**Records to process**.
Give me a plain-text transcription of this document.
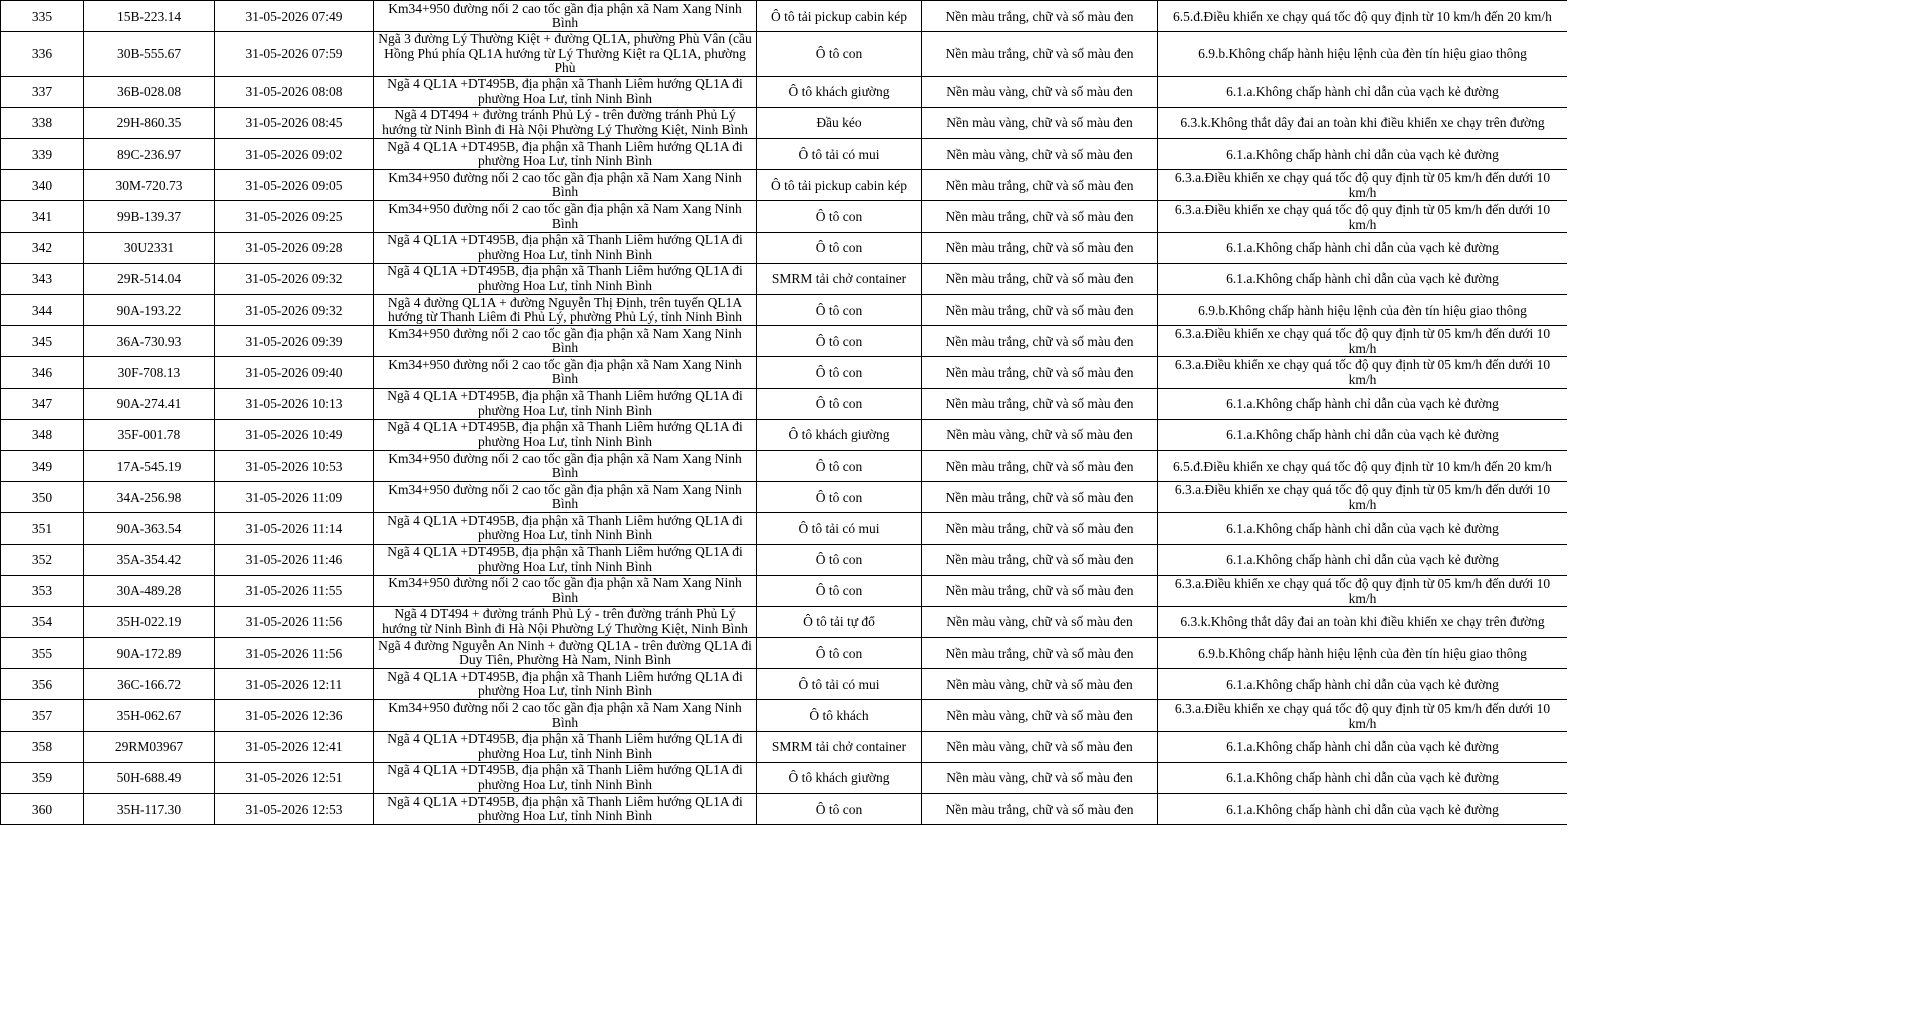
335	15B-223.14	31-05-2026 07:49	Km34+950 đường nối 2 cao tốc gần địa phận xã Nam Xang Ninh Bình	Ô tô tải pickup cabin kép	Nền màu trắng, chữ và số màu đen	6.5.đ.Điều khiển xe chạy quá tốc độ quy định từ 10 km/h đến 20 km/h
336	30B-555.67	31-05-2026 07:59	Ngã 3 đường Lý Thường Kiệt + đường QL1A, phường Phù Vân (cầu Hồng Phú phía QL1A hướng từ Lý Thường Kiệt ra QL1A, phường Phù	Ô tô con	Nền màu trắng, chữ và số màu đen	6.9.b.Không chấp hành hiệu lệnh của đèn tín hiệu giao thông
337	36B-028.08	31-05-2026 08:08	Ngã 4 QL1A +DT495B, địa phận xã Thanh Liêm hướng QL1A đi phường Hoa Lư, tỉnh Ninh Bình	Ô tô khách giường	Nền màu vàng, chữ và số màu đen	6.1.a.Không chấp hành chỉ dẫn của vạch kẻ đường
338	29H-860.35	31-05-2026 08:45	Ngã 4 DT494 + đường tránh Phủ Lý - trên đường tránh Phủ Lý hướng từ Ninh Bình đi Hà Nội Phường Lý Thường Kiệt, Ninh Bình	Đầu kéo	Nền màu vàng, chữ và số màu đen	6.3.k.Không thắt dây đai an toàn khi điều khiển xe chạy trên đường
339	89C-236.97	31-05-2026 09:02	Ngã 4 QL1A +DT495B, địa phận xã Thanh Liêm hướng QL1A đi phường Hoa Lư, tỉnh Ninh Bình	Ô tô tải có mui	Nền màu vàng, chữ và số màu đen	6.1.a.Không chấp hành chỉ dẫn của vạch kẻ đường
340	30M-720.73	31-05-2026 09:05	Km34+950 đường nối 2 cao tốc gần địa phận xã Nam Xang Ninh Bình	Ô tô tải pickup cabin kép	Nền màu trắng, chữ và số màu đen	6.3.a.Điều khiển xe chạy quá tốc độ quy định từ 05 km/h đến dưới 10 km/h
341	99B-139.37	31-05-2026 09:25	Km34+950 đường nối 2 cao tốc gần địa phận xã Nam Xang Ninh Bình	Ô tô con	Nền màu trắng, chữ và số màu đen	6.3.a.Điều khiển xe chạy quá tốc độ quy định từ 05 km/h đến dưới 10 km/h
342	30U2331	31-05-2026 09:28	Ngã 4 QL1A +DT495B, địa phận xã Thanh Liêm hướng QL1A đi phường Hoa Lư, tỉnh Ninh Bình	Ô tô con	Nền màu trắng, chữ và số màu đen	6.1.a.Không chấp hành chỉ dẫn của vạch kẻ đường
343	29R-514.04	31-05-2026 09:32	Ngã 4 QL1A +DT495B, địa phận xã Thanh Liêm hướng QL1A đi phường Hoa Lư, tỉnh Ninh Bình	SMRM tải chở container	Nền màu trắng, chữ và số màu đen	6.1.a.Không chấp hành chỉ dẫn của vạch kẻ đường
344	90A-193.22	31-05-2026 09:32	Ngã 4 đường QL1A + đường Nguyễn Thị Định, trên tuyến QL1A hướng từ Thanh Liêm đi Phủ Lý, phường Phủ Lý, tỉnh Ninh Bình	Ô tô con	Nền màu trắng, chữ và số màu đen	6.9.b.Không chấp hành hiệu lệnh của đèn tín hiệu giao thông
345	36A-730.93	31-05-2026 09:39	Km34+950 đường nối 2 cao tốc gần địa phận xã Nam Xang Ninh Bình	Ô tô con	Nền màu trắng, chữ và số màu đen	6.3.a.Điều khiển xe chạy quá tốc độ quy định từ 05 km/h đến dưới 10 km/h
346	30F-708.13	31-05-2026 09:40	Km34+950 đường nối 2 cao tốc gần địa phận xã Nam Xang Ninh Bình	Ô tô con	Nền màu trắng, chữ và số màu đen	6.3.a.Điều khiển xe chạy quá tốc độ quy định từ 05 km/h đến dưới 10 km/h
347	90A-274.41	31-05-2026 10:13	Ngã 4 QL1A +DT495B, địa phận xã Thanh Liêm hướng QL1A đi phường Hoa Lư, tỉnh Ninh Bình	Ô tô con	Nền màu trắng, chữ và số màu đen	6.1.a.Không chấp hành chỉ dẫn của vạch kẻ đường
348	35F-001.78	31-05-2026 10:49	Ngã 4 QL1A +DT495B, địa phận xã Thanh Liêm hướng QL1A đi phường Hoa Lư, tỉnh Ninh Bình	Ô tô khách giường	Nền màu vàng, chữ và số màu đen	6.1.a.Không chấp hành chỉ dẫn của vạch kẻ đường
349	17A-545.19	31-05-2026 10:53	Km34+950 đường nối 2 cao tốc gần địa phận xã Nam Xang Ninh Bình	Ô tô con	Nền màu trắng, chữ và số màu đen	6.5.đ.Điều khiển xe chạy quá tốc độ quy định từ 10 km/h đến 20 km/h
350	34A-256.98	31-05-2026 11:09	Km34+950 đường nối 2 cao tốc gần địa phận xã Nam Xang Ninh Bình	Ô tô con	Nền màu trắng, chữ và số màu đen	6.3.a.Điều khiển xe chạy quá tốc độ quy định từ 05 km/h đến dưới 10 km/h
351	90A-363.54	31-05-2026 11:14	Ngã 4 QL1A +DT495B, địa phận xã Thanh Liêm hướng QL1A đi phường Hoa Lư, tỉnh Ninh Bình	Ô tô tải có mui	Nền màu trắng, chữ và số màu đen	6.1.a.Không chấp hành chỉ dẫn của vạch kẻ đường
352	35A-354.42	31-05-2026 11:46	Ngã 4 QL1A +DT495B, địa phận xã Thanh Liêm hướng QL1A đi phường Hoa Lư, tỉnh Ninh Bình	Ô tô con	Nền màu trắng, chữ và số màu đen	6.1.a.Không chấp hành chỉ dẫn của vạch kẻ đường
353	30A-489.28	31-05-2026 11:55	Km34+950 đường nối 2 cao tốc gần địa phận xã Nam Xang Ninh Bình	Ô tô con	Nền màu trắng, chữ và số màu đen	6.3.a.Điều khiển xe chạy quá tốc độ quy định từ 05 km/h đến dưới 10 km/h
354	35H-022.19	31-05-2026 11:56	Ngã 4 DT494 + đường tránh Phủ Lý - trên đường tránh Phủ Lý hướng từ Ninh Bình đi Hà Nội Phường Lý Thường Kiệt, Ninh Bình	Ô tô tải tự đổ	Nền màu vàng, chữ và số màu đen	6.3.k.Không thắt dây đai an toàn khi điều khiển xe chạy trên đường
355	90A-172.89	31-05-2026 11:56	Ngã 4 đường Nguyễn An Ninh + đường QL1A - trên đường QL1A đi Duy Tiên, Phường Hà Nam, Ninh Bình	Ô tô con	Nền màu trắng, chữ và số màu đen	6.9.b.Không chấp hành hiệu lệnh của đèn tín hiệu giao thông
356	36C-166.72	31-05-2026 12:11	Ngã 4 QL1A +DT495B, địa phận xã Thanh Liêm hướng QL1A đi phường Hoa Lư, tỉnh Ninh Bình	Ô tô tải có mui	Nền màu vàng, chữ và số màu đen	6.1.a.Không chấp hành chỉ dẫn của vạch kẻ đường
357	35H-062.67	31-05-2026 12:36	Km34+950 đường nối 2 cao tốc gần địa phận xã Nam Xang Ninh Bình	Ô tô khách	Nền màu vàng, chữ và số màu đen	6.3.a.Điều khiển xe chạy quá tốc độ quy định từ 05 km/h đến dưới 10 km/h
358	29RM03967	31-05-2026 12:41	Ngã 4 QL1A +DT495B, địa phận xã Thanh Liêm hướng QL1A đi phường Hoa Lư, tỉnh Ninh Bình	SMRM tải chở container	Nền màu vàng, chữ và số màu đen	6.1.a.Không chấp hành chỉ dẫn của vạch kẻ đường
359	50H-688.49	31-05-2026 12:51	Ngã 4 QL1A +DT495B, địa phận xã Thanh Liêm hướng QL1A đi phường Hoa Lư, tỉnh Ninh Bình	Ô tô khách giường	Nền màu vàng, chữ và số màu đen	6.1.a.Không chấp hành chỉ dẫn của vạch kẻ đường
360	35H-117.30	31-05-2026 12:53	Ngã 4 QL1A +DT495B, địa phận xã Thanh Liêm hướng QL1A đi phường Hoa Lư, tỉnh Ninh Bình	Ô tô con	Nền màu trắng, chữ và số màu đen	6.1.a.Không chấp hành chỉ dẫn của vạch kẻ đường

**Exercise requirements**. Give the number of lines where the string "toàn" occurs, without any further text.

**Written response**. 2